[RECORDED INFORMATION]:
(begin)

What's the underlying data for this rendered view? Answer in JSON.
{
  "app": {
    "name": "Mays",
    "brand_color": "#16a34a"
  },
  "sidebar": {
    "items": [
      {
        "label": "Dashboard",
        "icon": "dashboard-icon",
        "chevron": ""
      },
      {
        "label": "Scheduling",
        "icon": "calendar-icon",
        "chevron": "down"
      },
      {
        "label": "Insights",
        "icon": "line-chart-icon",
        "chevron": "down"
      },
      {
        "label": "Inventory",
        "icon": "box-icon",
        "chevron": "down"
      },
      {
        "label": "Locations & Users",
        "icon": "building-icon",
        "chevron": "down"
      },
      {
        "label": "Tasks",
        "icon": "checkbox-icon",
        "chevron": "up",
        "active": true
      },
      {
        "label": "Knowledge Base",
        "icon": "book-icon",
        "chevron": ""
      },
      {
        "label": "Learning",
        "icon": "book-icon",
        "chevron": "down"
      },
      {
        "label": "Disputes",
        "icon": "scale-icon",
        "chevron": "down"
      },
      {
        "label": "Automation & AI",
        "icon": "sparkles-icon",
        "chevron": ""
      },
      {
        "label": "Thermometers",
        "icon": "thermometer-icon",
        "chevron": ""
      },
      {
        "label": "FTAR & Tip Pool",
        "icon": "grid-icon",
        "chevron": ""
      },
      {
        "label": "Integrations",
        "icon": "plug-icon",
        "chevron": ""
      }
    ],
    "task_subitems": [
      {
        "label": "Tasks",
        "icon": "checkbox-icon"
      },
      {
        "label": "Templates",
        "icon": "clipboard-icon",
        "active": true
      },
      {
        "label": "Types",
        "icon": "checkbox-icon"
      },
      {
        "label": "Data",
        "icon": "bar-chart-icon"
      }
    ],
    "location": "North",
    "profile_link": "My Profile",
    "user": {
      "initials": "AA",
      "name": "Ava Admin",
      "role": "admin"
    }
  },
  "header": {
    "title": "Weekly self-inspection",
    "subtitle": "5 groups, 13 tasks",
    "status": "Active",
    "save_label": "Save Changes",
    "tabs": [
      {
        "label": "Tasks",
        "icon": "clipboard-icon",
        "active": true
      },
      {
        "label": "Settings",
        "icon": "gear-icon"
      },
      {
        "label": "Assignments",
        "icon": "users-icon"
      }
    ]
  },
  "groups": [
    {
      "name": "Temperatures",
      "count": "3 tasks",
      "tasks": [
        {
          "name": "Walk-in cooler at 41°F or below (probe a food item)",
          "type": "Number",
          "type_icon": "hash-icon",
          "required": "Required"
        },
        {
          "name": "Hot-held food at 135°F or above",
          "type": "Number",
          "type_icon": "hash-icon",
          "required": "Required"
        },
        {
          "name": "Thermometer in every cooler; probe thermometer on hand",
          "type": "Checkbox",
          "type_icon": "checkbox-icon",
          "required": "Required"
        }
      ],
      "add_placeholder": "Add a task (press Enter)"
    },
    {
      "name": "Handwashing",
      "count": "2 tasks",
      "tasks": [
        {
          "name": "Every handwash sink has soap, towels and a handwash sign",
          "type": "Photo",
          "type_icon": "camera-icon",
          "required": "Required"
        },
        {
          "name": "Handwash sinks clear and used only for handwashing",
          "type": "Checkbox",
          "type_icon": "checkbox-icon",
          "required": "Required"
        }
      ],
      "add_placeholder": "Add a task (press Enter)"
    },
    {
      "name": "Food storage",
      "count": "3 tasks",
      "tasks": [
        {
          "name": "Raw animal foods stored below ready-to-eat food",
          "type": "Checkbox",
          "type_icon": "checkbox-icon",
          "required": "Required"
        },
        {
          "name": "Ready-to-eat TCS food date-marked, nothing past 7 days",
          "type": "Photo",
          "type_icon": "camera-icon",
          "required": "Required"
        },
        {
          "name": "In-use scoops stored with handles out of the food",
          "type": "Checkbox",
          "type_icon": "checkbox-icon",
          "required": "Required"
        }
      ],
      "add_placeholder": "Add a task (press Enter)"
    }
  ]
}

(end)

[CHALLENGE]: Lines containing the word "below" must all be returned from the material above.

[TASK RESULT]:
          "name": "Walk-in cooler at 41°F or below (probe a food item)",
          "name": "Raw animal foods stored below ready-to-eat food",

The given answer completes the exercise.